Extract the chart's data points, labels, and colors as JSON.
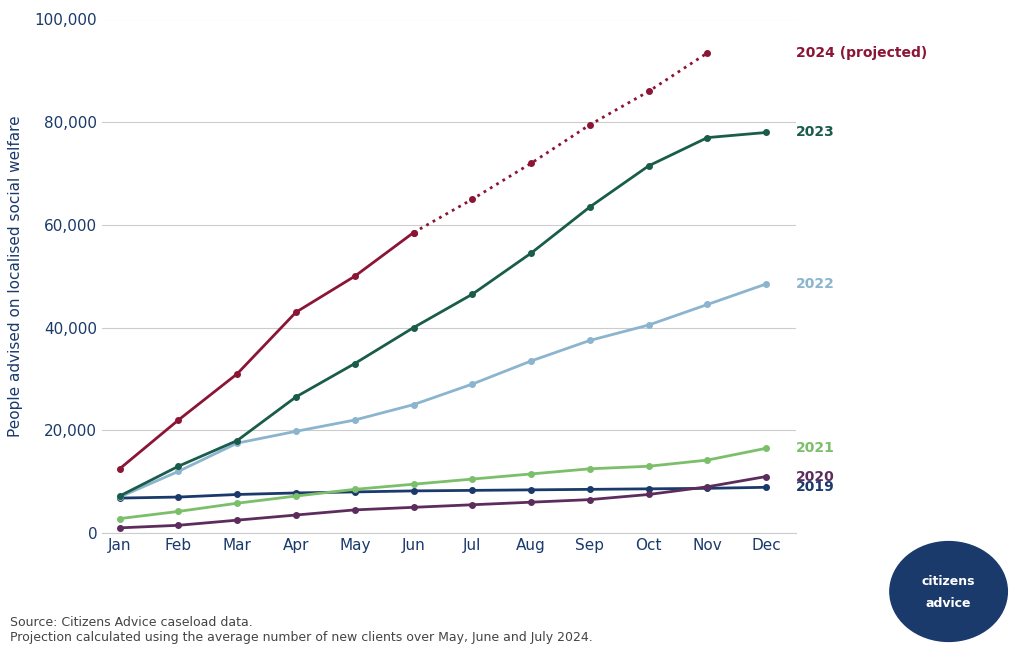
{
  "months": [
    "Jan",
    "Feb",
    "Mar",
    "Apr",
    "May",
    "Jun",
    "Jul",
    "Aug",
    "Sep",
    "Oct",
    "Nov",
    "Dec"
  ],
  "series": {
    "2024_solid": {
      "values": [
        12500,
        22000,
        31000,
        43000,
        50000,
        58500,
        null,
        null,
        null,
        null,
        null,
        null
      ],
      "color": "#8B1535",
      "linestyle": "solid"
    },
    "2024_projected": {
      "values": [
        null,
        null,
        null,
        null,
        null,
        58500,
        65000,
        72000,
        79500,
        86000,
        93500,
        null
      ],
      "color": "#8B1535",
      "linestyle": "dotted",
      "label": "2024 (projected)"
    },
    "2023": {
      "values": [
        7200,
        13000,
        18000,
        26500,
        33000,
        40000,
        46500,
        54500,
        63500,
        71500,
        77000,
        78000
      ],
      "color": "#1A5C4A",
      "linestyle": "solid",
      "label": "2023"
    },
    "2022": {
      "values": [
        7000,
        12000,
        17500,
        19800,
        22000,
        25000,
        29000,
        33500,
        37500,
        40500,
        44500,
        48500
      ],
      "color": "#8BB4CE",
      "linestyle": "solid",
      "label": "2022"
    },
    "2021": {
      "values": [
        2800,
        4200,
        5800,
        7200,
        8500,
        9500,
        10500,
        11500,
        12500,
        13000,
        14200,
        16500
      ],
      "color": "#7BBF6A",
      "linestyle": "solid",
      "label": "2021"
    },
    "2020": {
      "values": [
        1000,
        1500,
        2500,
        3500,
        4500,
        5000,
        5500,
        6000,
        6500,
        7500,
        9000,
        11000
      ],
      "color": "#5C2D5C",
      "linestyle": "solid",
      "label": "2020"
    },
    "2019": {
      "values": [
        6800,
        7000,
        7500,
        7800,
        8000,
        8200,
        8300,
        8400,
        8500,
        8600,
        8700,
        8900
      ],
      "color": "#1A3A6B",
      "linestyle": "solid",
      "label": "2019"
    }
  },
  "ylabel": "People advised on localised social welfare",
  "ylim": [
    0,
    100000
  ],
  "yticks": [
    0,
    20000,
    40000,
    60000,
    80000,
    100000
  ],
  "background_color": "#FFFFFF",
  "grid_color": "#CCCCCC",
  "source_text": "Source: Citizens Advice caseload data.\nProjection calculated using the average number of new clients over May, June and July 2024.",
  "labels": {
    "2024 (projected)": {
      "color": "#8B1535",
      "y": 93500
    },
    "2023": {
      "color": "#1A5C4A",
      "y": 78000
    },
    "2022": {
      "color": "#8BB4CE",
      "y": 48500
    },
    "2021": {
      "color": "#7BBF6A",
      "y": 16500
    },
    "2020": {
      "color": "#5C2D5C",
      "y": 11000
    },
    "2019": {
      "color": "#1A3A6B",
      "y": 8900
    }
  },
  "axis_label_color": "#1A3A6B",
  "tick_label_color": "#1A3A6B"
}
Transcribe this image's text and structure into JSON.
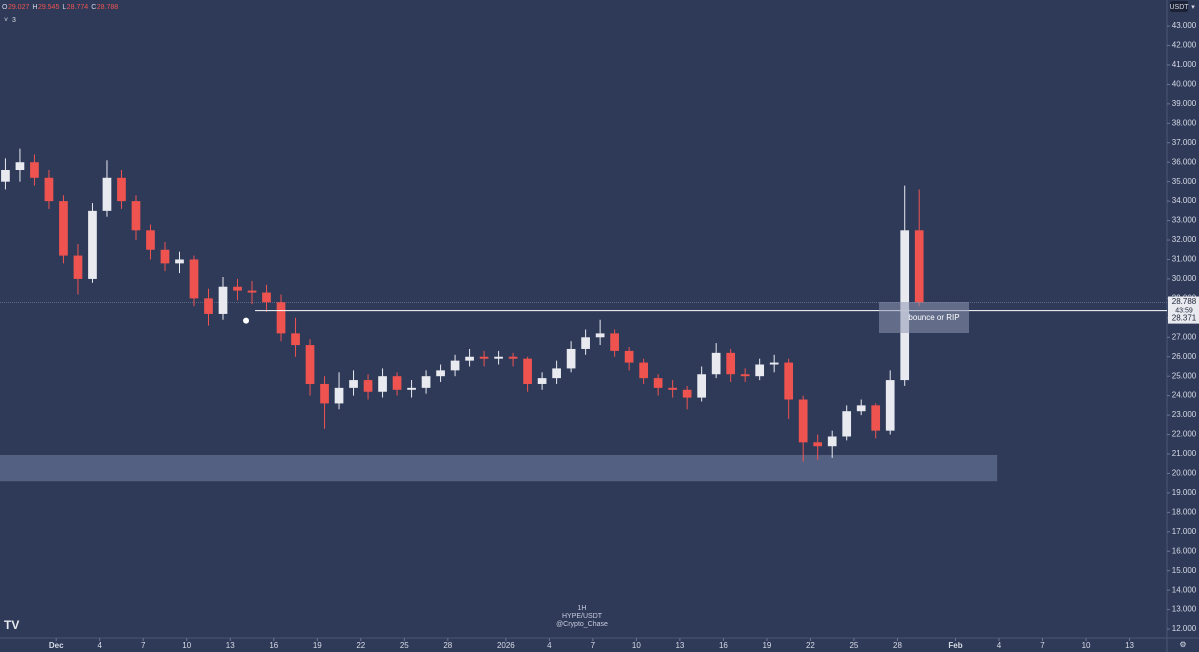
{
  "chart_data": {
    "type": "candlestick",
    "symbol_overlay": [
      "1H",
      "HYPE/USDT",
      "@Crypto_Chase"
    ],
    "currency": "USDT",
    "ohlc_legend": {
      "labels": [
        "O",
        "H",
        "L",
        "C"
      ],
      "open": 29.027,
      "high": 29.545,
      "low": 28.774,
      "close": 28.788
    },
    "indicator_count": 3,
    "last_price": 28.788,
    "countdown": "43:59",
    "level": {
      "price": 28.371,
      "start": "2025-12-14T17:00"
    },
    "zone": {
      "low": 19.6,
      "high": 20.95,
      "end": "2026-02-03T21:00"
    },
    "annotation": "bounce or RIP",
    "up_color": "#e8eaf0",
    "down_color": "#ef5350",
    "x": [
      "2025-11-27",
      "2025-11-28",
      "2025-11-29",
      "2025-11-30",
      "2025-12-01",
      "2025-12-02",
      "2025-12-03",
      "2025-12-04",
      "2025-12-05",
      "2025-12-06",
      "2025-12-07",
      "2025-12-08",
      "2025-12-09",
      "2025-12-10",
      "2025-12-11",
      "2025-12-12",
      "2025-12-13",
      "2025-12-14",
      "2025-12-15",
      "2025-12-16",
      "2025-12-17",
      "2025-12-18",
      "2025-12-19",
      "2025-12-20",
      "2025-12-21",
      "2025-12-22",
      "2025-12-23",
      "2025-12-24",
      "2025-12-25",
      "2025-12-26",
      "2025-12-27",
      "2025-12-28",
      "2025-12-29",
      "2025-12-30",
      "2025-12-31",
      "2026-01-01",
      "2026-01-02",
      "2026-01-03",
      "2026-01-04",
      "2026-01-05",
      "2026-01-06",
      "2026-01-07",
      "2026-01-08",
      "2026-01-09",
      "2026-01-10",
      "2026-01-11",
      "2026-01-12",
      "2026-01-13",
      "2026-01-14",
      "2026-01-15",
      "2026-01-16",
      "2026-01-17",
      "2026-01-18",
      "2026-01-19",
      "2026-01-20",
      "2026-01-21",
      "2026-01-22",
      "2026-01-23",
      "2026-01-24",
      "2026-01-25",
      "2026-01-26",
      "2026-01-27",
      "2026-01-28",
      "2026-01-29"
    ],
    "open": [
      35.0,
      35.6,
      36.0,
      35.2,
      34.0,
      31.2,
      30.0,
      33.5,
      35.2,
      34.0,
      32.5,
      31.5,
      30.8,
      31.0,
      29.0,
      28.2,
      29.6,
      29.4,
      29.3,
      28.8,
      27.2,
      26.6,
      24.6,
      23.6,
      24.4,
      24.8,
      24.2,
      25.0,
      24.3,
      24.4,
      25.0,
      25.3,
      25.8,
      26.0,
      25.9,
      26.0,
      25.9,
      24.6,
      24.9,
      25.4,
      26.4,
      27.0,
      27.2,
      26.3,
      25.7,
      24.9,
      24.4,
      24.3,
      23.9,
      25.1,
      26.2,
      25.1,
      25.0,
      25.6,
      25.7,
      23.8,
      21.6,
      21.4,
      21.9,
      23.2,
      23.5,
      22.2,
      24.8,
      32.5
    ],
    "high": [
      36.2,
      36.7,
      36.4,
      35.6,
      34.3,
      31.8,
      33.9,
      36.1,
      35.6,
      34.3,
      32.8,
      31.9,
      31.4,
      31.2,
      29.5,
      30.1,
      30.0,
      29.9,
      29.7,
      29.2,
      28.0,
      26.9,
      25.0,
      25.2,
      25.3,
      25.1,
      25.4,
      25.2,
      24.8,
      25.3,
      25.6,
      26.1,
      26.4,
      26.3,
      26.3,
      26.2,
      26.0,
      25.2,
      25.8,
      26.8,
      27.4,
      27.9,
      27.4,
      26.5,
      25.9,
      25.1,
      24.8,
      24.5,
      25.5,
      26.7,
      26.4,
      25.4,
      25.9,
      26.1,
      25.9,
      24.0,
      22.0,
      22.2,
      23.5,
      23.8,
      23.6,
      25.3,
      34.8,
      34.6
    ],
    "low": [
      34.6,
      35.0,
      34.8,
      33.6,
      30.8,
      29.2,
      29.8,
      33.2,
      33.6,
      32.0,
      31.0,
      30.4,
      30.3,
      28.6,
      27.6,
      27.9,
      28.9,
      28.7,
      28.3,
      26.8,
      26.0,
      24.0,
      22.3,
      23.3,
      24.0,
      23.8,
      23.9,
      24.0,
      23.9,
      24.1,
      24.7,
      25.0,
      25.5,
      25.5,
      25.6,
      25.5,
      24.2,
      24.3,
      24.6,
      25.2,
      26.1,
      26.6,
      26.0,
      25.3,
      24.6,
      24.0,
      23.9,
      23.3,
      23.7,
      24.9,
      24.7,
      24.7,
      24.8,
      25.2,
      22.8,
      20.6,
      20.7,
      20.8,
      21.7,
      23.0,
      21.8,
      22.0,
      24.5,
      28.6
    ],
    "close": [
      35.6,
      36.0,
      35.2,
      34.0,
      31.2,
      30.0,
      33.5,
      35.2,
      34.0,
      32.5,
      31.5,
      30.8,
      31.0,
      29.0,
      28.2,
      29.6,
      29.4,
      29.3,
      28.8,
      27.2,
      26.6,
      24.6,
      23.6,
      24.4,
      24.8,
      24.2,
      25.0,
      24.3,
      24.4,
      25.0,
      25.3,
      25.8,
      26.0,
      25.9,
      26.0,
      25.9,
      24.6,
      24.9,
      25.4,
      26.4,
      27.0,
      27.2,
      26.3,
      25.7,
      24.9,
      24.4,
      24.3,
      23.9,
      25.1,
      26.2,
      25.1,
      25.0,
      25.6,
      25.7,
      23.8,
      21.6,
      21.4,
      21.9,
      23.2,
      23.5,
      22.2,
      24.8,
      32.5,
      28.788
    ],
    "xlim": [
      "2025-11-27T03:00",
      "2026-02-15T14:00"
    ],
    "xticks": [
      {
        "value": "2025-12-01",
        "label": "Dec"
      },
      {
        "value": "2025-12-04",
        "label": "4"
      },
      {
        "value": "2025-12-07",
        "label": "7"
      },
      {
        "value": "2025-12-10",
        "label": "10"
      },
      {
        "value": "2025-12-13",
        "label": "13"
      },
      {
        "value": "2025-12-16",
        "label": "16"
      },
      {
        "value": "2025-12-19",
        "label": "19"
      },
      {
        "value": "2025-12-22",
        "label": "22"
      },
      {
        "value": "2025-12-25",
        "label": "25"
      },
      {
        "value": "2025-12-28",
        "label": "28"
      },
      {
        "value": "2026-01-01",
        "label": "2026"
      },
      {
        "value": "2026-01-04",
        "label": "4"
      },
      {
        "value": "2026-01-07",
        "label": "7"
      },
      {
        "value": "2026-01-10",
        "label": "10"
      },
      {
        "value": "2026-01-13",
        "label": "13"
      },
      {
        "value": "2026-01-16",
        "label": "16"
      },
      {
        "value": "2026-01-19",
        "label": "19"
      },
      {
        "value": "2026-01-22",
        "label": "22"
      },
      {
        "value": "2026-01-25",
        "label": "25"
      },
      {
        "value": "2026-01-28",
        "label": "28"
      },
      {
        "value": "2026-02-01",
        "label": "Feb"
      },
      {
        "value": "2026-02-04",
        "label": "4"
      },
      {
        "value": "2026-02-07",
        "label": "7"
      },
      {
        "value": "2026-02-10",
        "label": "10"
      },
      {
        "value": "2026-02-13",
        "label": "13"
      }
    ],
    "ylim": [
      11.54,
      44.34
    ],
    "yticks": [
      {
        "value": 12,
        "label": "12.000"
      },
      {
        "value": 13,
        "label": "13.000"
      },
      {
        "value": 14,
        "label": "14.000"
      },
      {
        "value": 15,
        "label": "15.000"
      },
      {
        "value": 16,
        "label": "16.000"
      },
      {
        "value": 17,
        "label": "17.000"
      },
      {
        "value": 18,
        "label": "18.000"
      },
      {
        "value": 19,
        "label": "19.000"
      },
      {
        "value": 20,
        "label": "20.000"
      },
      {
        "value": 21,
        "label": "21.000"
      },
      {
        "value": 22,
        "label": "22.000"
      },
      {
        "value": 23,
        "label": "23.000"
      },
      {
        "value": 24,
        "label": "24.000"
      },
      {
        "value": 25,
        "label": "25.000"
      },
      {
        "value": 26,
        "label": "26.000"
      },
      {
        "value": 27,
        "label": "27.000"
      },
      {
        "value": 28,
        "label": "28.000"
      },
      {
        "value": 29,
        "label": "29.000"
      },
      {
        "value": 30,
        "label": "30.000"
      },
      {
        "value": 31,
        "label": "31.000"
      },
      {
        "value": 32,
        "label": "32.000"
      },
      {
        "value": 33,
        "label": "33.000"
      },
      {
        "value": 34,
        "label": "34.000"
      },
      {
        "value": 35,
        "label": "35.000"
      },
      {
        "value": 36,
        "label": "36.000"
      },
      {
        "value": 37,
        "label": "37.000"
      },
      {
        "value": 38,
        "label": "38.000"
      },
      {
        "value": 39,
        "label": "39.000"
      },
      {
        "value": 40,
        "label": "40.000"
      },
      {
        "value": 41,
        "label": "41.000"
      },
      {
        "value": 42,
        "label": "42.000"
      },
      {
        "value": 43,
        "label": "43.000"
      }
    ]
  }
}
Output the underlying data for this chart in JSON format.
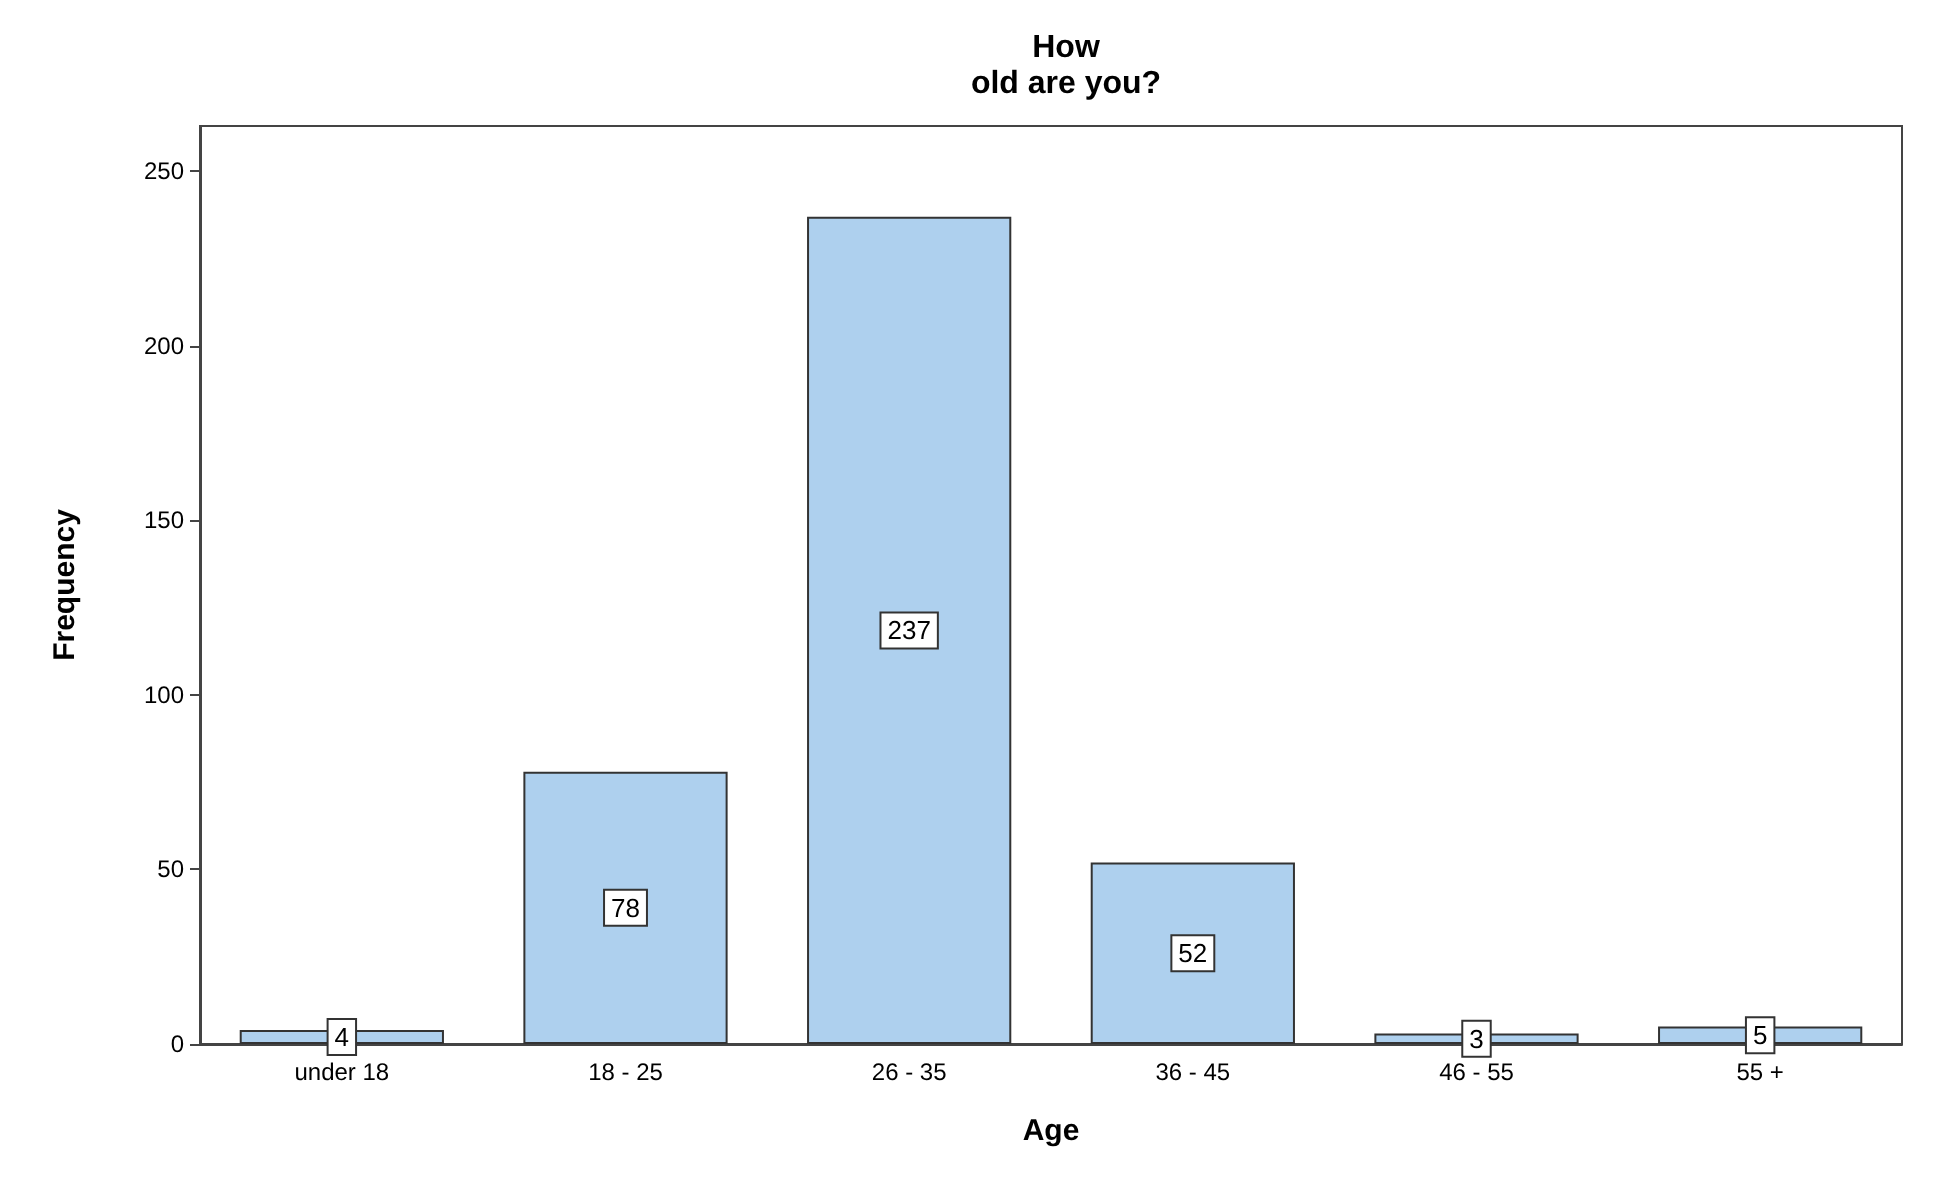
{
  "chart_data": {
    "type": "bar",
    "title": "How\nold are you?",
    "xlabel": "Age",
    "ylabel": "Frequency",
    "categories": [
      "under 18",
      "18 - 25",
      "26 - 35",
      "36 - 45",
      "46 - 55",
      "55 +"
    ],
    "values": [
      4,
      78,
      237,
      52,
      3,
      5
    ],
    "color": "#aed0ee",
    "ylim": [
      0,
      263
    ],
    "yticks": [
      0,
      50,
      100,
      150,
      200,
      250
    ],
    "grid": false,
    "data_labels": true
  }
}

> [What is asked]: Copy each line from the data above that includes "ylabel".

> [Exercise solution]:
  "ylabel": "People advised on localised social welfare",
    "ylabel": "Frequency",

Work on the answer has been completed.